### Work to do
Every entry must be copied word for word.
** begin Record list **
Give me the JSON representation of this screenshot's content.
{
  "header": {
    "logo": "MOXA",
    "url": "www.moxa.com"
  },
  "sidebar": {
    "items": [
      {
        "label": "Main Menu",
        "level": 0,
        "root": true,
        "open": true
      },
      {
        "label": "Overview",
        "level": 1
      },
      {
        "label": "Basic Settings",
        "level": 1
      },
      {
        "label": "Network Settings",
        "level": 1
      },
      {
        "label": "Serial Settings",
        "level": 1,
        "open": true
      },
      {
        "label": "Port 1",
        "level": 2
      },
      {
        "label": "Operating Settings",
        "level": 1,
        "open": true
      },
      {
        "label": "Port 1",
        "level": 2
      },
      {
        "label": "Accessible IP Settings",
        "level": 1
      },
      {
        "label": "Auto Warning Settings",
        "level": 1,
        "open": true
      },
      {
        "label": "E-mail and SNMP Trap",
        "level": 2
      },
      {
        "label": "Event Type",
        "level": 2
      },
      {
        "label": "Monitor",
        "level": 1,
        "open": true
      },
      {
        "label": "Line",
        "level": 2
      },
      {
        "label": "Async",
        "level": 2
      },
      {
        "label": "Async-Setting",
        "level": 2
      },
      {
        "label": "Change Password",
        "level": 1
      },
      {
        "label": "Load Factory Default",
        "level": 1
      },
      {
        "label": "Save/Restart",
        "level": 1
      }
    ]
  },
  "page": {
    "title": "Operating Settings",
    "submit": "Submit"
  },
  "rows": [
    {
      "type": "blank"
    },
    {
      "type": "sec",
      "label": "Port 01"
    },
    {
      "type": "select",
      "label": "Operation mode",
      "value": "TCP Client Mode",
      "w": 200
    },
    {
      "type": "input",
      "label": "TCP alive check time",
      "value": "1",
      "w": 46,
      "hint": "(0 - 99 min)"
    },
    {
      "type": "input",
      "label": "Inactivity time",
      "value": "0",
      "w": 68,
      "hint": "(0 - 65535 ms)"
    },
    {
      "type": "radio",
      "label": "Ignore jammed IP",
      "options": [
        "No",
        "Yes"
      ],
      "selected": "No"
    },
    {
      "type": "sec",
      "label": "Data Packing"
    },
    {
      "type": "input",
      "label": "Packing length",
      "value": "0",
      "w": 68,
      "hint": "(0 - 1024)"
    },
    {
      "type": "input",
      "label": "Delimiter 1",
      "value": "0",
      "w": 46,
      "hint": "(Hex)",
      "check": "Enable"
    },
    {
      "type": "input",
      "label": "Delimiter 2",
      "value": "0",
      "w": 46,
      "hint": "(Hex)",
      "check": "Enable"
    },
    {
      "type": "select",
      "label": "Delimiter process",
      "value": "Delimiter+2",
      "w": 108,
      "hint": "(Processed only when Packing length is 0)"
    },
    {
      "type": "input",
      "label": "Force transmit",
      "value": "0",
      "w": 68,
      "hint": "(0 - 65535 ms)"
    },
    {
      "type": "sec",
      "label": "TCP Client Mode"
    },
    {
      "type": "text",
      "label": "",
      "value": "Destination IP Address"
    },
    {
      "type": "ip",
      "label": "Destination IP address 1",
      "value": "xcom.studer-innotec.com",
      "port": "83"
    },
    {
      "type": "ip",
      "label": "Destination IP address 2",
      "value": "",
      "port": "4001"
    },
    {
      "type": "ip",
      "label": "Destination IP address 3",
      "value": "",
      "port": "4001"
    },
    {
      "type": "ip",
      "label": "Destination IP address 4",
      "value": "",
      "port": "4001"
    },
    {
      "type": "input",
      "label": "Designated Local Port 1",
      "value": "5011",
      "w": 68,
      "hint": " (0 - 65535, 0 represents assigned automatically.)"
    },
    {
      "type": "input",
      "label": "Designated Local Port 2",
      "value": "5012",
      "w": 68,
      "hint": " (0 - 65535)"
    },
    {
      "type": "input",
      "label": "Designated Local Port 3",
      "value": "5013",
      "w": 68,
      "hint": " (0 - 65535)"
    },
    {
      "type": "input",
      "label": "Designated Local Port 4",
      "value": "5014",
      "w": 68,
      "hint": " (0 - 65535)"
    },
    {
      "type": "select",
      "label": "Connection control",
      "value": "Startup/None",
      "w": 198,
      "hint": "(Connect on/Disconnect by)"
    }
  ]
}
** end Record list **
### Answer below
Give me the JSON representation of this screenshot's content.
{
  "header": {
    "logo": "MOXA",
    "url": "www.moxa.com"
  },
  "sidebar": {
    "items": [
      {
        "label": "Main Menu",
        "level": 0,
        "root": true,
        "open": true
      },
      {
        "label": "Overview",
        "level": 1
      },
      {
        "label": "Basic Settings",
        "level": 1
      },
      {
        "label": "Network Settings",
        "level": 1
      },
      {
        "label": "Serial Settings",
        "level": 1,
        "open": true
      },
      {
        "label": "Port 1",
        "level": 2
      },
      {
        "label": "Operating Settings",
        "level": 1,
        "open": true
      },
      {
        "label": "Port 1",
        "level": 2
      },
      {
        "label": "Accessible IP Settings",
        "level": 1
      },
      {
        "label": "Auto Warning Settings",
        "level": 1,
        "open": true
      },
      {
        "label": "E-mail and SNMP Trap",
        "level": 2
      },
      {
        "label": "Event Type",
        "level": 2
      },
      {
        "label": "Monitor",
        "level": 1,
        "open": true
      },
      {
        "label": "Line",
        "level": 2
      },
      {
        "label": "Async",
        "level": 2
      },
      {
        "label": "Async-Setting",
        "level": 2
      },
      {
        "label": "Change Password",
        "level": 1
      },
      {
        "label": "Load Factory Default",
        "level": 1
      },
      {
        "label": "Save/Restart",
        "level": 1
      }
    ]
  },
  "page": {
    "title": "Operating Settings",
    "submit": "Submit"
  },
  "rows": [
    {
      "type": "blank"
    },
    {
      "type": "sec",
      "label": "Port 01"
    },
    {
      "type": "select",
      "label": "Operation mode",
      "value": "TCP Client Mode",
      "w": 200
    },
    {
      "type": "input",
      "label": "TCP alive check time",
      "value": "1",
      "w": 46,
      "hint": "(0 - 99 min)"
    },
    {
      "type": "input",
      "label": "Inactivity time",
      "value": "0",
      "w": 68,
      "hint": "(0 - 65535 ms)"
    },
    {
      "type": "radio",
      "label": "Ignore jammed IP",
      "options": [
        "No",
        "Yes"
      ],
      "selected": "No"
    },
    {
      "type": "sec",
      "label": "Data Packing"
    },
    {
      "type": "input",
      "label": "Packing length",
      "value": "0",
      "w": 68,
      "hint": "(0 - 1024)"
    },
    {
      "type": "input",
      "label": "Delimiter 1",
      "value": "0",
      "w": 46,
      "hint": "(Hex)",
      "check": "Enable"
    },
    {
      "type": "input",
      "label": "Delimiter 2",
      "value": "0",
      "w": 46,
      "hint": "(Hex)",
      "check": "Enable"
    },
    {
      "type": "select",
      "label": "Delimiter process",
      "value": "Delimiter+2",
      "w": 108,
      "hint": "(Processed only when Packing length is 0)"
    },
    {
      "type": "input",
      "label": "Force transmit",
      "value": "0",
      "w": 68,
      "hint": "(0 - 65535 ms)"
    },
    {
      "type": "sec",
      "label": "TCP Client Mode"
    },
    {
      "type": "text",
      "label": "",
      "value": "Destination IP Address"
    },
    {
      "type": "ip",
      "label": "Destination IP address 1",
      "value": "xcom.studer-innotec.com",
      "port": "83"
    },
    {
      "type": "ip",
      "label": "Destination IP address 2",
      "value": "",
      "port": "4001"
    },
    {
      "type": "ip",
      "label": "Destination IP address 3",
      "value": "",
      "port": "4001"
    },
    {
      "type": "ip",
      "label": "Destination IP address 4",
      "value": "",
      "port": "4001"
    },
    {
      "type": "input",
      "label": "Designated Local Port 1",
      "value": "5011",
      "w": 68,
      "hint": " (0 - 65535, 0 represents assigned automatically.)"
    },
    {
      "type": "input",
      "label": "Designated Local Port 2",
      "value": "5012",
      "w": 68,
      "hint": " (0 - 65535)"
    },
    {
      "type": "input",
      "label": "Designated Local Port 3",
      "value": "5013",
      "w": 68,
      "hint": " (0 - 65535)"
    },
    {
      "type": "input",
      "label": "Designated Local Port 4",
      "value": "5014",
      "w": 68,
      "hint": " (0 - 65535)"
    },
    {
      "type": "select",
      "label": "Connection control",
      "value": "Startup/None",
      "w": 198,
      "hint": "(Connect on/Disconnect by)"
    }
  ]
}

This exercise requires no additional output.